-- Required work --
Copy every line of the following data that includes the string "bottom".

☆ ☆ ☆ ☆ ☆

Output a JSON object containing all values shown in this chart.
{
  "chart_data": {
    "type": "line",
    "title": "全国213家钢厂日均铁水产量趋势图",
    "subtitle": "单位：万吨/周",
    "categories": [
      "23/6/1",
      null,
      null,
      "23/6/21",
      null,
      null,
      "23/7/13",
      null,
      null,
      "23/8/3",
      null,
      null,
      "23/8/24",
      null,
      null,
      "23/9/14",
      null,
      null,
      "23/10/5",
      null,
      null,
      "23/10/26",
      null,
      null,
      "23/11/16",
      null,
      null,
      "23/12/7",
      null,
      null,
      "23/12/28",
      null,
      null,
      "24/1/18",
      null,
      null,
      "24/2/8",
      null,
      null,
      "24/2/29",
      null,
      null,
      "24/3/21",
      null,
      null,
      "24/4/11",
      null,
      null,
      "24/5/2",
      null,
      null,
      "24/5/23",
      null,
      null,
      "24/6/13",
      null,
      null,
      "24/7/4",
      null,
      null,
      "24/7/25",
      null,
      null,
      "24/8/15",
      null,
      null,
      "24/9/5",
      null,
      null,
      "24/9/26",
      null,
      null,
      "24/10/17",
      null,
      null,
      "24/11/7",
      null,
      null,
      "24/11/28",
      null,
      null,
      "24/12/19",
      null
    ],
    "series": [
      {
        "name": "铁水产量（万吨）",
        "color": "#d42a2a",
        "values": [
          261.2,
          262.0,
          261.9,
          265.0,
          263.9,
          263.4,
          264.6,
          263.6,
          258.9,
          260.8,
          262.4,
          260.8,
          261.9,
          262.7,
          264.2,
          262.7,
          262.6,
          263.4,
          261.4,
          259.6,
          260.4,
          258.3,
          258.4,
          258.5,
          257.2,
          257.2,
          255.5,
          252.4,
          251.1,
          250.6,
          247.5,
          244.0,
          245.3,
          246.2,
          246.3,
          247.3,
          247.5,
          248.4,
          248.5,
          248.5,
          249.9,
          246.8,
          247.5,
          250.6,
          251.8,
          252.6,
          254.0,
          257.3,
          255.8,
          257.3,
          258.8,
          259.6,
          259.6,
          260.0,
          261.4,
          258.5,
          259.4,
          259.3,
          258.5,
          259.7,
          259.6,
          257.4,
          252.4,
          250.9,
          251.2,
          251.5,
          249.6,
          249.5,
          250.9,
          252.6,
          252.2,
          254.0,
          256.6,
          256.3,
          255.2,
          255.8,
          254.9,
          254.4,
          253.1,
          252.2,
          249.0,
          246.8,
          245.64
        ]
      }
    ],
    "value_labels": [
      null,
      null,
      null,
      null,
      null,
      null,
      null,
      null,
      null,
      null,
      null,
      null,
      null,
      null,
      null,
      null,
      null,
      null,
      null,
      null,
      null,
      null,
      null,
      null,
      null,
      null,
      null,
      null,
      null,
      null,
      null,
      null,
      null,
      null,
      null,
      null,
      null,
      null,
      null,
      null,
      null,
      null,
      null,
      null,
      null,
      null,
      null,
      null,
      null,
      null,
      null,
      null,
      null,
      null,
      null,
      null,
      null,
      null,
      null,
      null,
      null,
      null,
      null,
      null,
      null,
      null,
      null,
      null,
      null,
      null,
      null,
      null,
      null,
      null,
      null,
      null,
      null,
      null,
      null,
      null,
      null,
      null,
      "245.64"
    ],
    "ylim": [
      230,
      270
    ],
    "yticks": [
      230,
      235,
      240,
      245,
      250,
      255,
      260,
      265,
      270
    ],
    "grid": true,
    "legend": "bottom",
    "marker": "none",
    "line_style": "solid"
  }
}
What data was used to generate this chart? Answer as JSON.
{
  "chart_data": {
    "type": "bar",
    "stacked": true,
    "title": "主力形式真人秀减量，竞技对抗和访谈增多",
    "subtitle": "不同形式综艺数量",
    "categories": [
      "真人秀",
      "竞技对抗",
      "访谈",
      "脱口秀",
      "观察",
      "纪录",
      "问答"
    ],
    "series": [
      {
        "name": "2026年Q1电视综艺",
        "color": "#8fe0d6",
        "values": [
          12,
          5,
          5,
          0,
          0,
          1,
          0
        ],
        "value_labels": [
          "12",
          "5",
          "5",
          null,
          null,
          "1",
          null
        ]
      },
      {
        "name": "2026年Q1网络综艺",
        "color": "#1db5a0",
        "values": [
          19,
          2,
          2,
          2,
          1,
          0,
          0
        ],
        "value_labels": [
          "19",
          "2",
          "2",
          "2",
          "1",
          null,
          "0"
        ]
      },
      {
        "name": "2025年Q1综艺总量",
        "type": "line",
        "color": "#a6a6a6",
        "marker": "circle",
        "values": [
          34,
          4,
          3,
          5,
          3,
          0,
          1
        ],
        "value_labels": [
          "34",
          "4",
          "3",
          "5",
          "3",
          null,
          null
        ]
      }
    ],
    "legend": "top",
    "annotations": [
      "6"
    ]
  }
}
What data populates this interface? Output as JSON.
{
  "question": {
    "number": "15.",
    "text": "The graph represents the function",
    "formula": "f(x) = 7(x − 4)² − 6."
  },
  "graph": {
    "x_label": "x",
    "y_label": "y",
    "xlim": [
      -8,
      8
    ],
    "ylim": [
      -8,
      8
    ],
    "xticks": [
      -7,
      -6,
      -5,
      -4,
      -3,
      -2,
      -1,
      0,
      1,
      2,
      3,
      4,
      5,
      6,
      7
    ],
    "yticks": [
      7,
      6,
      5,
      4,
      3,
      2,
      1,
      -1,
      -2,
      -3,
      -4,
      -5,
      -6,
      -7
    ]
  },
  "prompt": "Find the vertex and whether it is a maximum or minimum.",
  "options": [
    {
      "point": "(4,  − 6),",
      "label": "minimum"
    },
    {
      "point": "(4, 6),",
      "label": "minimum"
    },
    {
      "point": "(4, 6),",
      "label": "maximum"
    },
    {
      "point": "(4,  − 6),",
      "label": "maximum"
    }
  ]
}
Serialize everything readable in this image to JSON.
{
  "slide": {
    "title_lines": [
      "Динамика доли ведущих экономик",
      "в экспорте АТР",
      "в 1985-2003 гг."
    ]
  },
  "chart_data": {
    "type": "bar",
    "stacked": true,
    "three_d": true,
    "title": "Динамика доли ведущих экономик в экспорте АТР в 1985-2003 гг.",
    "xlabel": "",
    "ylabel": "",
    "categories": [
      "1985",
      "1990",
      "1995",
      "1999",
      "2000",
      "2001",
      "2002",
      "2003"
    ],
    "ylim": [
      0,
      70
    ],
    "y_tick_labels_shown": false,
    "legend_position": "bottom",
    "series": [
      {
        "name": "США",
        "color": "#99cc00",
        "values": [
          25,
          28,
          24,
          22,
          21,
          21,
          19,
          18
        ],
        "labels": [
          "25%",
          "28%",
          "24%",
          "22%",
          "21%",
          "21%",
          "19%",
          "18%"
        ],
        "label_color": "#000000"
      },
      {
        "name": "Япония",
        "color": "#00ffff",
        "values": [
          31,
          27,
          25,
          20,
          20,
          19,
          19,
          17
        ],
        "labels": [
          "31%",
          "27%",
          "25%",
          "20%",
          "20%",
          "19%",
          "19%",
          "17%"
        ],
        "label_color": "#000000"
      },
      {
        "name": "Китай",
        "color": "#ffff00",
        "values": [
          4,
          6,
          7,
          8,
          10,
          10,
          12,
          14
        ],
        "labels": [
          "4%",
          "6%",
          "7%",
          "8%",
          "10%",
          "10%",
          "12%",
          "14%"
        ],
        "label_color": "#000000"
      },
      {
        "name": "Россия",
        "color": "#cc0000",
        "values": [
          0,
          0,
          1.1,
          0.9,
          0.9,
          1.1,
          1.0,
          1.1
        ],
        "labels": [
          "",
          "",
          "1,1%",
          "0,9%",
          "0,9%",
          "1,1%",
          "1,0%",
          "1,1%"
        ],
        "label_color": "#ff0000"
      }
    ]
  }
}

☆ ☆ ☆ ☆ ☆

-- Result of this exercise --
    "legend": "bottom",
    "legend_position": "bottom",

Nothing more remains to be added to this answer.